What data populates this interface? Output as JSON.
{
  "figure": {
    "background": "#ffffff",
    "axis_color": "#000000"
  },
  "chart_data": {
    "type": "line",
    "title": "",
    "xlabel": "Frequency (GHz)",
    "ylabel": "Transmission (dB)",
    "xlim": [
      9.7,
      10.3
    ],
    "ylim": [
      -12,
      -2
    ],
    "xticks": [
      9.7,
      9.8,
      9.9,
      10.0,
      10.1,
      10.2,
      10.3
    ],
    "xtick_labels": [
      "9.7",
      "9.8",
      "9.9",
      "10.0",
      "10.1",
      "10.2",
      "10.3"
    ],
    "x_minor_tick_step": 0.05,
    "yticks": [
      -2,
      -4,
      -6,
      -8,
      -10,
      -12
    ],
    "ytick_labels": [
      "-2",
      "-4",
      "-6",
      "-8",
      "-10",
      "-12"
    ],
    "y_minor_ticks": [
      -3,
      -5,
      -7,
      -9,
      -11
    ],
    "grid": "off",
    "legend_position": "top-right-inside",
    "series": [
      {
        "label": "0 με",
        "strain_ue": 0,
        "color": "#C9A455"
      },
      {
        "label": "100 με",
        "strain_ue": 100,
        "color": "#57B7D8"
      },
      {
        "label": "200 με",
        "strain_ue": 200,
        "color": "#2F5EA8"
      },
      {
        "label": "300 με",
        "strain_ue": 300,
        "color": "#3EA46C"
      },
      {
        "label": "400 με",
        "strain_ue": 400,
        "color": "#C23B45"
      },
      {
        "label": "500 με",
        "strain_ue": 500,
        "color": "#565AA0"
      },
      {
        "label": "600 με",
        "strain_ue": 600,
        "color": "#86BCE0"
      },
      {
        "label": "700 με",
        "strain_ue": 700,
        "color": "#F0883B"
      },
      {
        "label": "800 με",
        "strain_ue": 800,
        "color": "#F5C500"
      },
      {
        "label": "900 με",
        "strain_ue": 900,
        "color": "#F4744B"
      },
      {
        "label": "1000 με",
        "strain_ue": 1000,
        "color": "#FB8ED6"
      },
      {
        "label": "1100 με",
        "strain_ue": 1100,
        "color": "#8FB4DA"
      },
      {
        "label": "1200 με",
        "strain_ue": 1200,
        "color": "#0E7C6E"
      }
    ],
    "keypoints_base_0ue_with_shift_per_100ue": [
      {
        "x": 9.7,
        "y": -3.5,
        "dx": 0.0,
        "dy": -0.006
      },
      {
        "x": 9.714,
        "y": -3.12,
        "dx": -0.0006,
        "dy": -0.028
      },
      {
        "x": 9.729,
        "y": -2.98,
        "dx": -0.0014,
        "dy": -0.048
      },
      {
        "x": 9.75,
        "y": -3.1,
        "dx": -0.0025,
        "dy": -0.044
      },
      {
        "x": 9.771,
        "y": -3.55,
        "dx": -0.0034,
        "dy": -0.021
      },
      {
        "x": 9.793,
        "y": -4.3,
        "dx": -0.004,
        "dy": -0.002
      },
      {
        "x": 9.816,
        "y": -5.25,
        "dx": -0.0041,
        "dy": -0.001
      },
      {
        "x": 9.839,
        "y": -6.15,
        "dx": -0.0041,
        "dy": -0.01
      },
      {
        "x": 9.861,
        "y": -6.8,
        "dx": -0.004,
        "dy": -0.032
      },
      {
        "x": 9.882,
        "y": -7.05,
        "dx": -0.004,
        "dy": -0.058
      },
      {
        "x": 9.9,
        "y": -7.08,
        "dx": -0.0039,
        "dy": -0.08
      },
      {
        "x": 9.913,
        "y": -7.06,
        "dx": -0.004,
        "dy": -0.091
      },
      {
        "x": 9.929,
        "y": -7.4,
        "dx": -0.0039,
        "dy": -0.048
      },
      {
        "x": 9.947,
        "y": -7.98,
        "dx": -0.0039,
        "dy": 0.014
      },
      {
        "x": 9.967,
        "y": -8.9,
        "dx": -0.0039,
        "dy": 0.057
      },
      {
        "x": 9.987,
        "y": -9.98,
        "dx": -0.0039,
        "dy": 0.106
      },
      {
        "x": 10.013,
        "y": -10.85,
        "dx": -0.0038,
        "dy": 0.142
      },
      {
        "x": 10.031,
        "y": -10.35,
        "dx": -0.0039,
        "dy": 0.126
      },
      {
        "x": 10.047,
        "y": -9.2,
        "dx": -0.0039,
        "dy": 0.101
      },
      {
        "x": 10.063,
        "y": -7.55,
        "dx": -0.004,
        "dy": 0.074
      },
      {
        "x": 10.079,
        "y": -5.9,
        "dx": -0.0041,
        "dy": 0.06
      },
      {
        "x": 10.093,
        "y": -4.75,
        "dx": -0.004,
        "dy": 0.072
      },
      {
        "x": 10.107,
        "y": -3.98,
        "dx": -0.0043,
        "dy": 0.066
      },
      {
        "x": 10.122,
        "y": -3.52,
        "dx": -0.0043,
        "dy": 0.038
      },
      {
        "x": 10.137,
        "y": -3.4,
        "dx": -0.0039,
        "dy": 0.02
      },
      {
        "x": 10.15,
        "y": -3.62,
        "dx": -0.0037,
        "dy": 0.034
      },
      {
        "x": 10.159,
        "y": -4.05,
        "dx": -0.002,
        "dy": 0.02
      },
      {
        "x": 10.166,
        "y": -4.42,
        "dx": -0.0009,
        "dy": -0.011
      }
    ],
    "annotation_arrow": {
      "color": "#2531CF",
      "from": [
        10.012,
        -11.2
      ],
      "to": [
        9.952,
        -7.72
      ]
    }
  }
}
----
● **TASK OBJECTIVE**
Write the material out again word for word.

● **WRITTEN SOLUTION**
What data populates this interface? Output as JSON.
{
  "figure": {
    "background": "#ffffff",
    "axis_color": "#000000"
  },
  "chart_data": {
    "type": "line",
    "title": "",
    "xlabel": "Frequency (GHz)",
    "ylabel": "Transmission (dB)",
    "xlim": [
      9.7,
      10.3
    ],
    "ylim": [
      -12,
      -2
    ],
    "xticks": [
      9.7,
      9.8,
      9.9,
      10.0,
      10.1,
      10.2,
      10.3
    ],
    "xtick_labels": [
      "9.7",
      "9.8",
      "9.9",
      "10.0",
      "10.1",
      "10.2",
      "10.3"
    ],
    "x_minor_tick_step": 0.05,
    "yticks": [
      -2,
      -4,
      -6,
      -8,
      -10,
      -12
    ],
    "ytick_labels": [
      "-2",
      "-4",
      "-6",
      "-8",
      "-10",
      "-12"
    ],
    "y_minor_ticks": [
      -3,
      -5,
      -7,
      -9,
      -11
    ],
    "grid": "off",
    "legend_position": "top-right-inside",
    "series": [
      {
        "label": "0 με",
        "strain_ue": 0,
        "color": "#C9A455"
      },
      {
        "label": "100 με",
        "strain_ue": 100,
        "color": "#57B7D8"
      },
      {
        "label": "200 με",
        "strain_ue": 200,
        "color": "#2F5EA8"
      },
      {
        "label": "300 με",
        "strain_ue": 300,
        "color": "#3EA46C"
      },
      {
        "label": "400 με",
        "strain_ue": 400,
        "color": "#C23B45"
      },
      {
        "label": "500 με",
        "strain_ue": 500,
        "color": "#565AA0"
      },
      {
        "label": "600 με",
        "strain_ue": 600,
        "color": "#86BCE0"
      },
      {
        "label": "700 με",
        "strain_ue": 700,
        "color": "#F0883B"
      },
      {
        "label": "800 με",
        "strain_ue": 800,
        "color": "#F5C500"
      },
      {
        "label": "900 με",
        "strain_ue": 900,
        "color": "#F4744B"
      },
      {
        "label": "1000 με",
        "strain_ue": 1000,
        "color": "#FB8ED6"
      },
      {
        "label": "1100 με",
        "strain_ue": 1100,
        "color": "#8FB4DA"
      },
      {
        "label": "1200 με",
        "strain_ue": 1200,
        "color": "#0E7C6E"
      }
    ],
    "keypoints_base_0ue_with_shift_per_100ue": [
      {
        "x": 9.7,
        "y": -3.5,
        "dx": 0.0,
        "dy": -0.006
      },
      {
        "x": 9.714,
        "y": -3.12,
        "dx": -0.0006,
        "dy": -0.028
      },
      {
        "x": 9.729,
        "y": -2.98,
        "dx": -0.0014,
        "dy": -0.048
      },
      {
        "x": 9.75,
        "y": -3.1,
        "dx": -0.0025,
        "dy": -0.044
      },
      {
        "x": 9.771,
        "y": -3.55,
        "dx": -0.0034,
        "dy": -0.021
      },
      {
        "x": 9.793,
        "y": -4.3,
        "dx": -0.004,
        "dy": -0.002
      },
      {
        "x": 9.816,
        "y": -5.25,
        "dx": -0.0041,
        "dy": -0.001
      },
      {
        "x": 9.839,
        "y": -6.15,
        "dx": -0.0041,
        "dy": -0.01
      },
      {
        "x": 9.861,
        "y": -6.8,
        "dx": -0.004,
        "dy": -0.032
      },
      {
        "x": 9.882,
        "y": -7.05,
        "dx": -0.004,
        "dy": -0.058
      },
      {
        "x": 9.9,
        "y": -7.08,
        "dx": -0.0039,
        "dy": -0.08
      },
      {
        "x": 9.913,
        "y": -7.06,
        "dx": -0.004,
        "dy": -0.091
      },
      {
        "x": 9.929,
        "y": -7.4,
        "dx": -0.0039,
        "dy": -0.048
      },
      {
        "x": 9.947,
        "y": -7.98,
        "dx": -0.0039,
        "dy": 0.014
      },
      {
        "x": 9.967,
        "y": -8.9,
        "dx": -0.0039,
        "dy": 0.057
      },
      {
        "x": 9.987,
        "y": -9.98,
        "dx": -0.0039,
        "dy": 0.106
      },
      {
        "x": 10.013,
        "y": -10.85,
        "dx": -0.0038,
        "dy": 0.142
      },
      {
        "x": 10.031,
        "y": -10.35,
        "dx": -0.0039,
        "dy": 0.126
      },
      {
        "x": 10.047,
        "y": -9.2,
        "dx": -0.0039,
        "dy": 0.101
      },
      {
        "x": 10.063,
        "y": -7.55,
        "dx": -0.004,
        "dy": 0.074
      },
      {
        "x": 10.079,
        "y": -5.9,
        "dx": -0.0041,
        "dy": 0.06
      },
      {
        "x": 10.093,
        "y": -4.75,
        "dx": -0.004,
        "dy": 0.072
      },
      {
        "x": 10.107,
        "y": -3.98,
        "dx": -0.0043,
        "dy": 0.066
      },
      {
        "x": 10.122,
        "y": -3.52,
        "dx": -0.0043,
        "dy": 0.038
      },
      {
        "x": 10.137,
        "y": -3.4,
        "dx": -0.0039,
        "dy": 0.02
      },
      {
        "x": 10.15,
        "y": -3.62,
        "dx": -0.0037,
        "dy": 0.034
      },
      {
        "x": 10.159,
        "y": -4.05,
        "dx": -0.002,
        "dy": 0.02
      },
      {
        "x": 10.166,
        "y": -4.42,
        "dx": -0.0009,
        "dy": -0.011
      }
    ],
    "annotation_arrow": {
      "color": "#2531CF",
      "from": [
        10.012,
        -11.2
      ],
      "to": [
        9.952,
        -7.72
      ]
    }
  }
}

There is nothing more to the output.